**Problem**
Only a number is expected: how many lines in the data below contain the word "document".

**Exercise material**
* * *

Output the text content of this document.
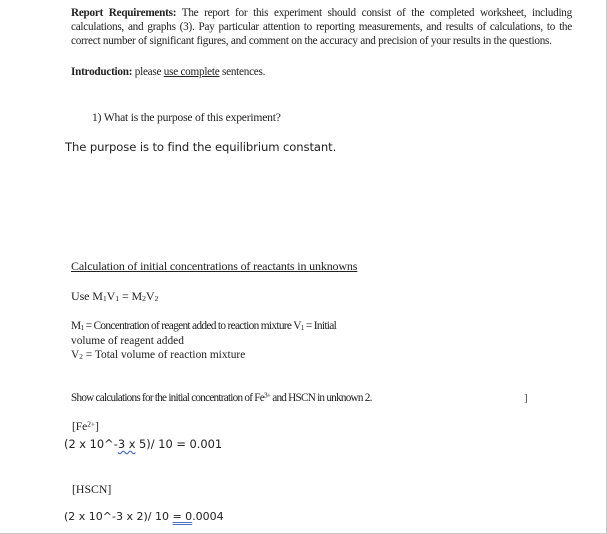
Report Requirements: The report for this experiment should consist of the completed worksheet, including calculations, and graphs (3). Pay particular attention to reporting measurements, and results of calculations, to the correct number of significant figures, and comment on the accuracy and precision of your results in the questions.

Introduction: please use complete sentences.

1) What is the purpose of this experiment?

The purpose is to find the equilibrium constant.

Calculation of initial concentrations of reactants in unknowns

Use $M_1V_1 = M_2V_2$

$M_1$ = Concentration of reagent added to reaction mixture $V_1$ = Initial
volume of reagent added
$V_2$ = Total volume of reaction mixture

Show calculations for the initial concentration of $Fe^{3+}$ and HSCN in unknown 2.	]

$[Fe^{2+}]$

(2 x 10^-3 x 5)/ 10 = 0.001

[HSCN]

(2 x 10^-3 x 2)/ 10 = 0.0004
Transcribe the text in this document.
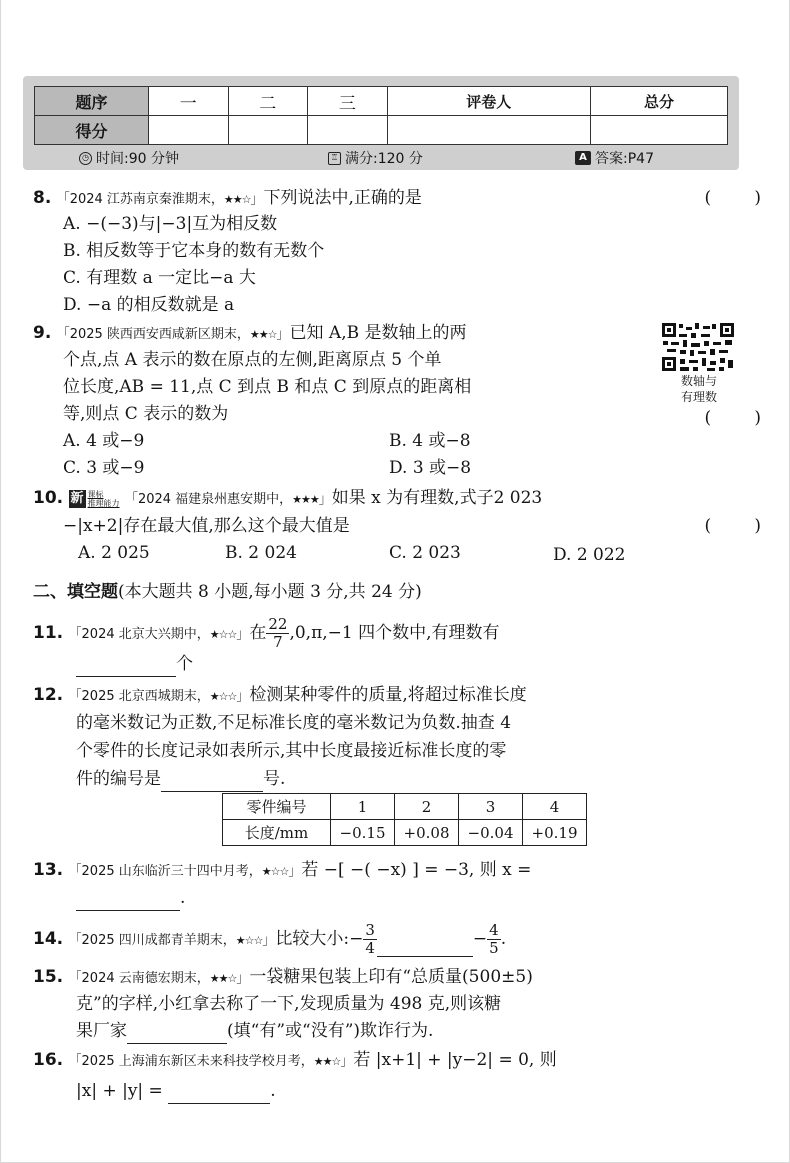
题序	一	二	三	评卷人	总分
得分					
◷ 时间:90 分钟	♖ 满分:120 分	A 答案:P47
8. 「2024 江苏南京秦淮期末，★★☆」下列说法中,正确的是	(        )
A. −(−3)与|−3|互为相反数
B. 相反数等于它本身的数有无数个
C. 有理数 a 一定比−a 大
D. −a 的相反数就是 a
9. 「2025 陕西西安西咸新区期末，★★☆」已知 A,B 是数轴上的两
个点,点 A 表示的数在原点的左侧,距离原点 5 个单
位长度,AB = 11,点 C 到点 B 和点 C 到原点的距离相
等,则点 C 表示的数为
数轴与
有理数
(        )
A. 4 或−9	B. 4 或−8
C. 3 或−9	D. 3 或−8
10. 新 课标
推理能力 「2024 福建泉州惠安期中，★★★」如果 x 为有理数,式子2 023
−|x+2|存在最大值,那么这个最大值是	(        )
A. 2 025	B. 2 024	C. 2 023	D. 2 022
二、填空题(本大题共 8 小题,每小题 3 分,共 24 分)
11. 「2024 北京大兴期中，★☆☆」在 $\frac{22}{7} ,0,\pi,-1$ 四个数中,有理数有
个
12. 「2025 北京西城期末，★☆☆」检测某种零件的质量,将超过标准长度
的毫米数记为正数,不足标准长度的毫米数记为负数.抽查 4
个零件的长度记录如表所示,其中长度最接近标准长度的零
件的编号是	号.
零件编号	1	2	3	4
长度/mm	−0.15	+0.08	−0.04	+0.19
13. 「2025 山东临沂三十四中月考，★☆☆」若 −[ −( −x) ] = −3, 则 x =
.
14. 「2025 四川成都青羊期末，★☆☆」比较大小:− $\frac{3}{4}$	− $\frac{4}{5}$ .
15. 「2024 云南德宏期末，★★☆」一袋糖果包装上印有“总质量(500±5)
克”的字样,小红拿去称了一下,发现质量为 498 克,则该糖
果厂家	(填“有”或“没有”)欺诈行为.
16. 「2025 上海浦东新区未来科技学校月考，★★☆」若 |x+1| + |y−2| = 0, 则
|x| + |y| =	.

* * *

**Exercise answer**
2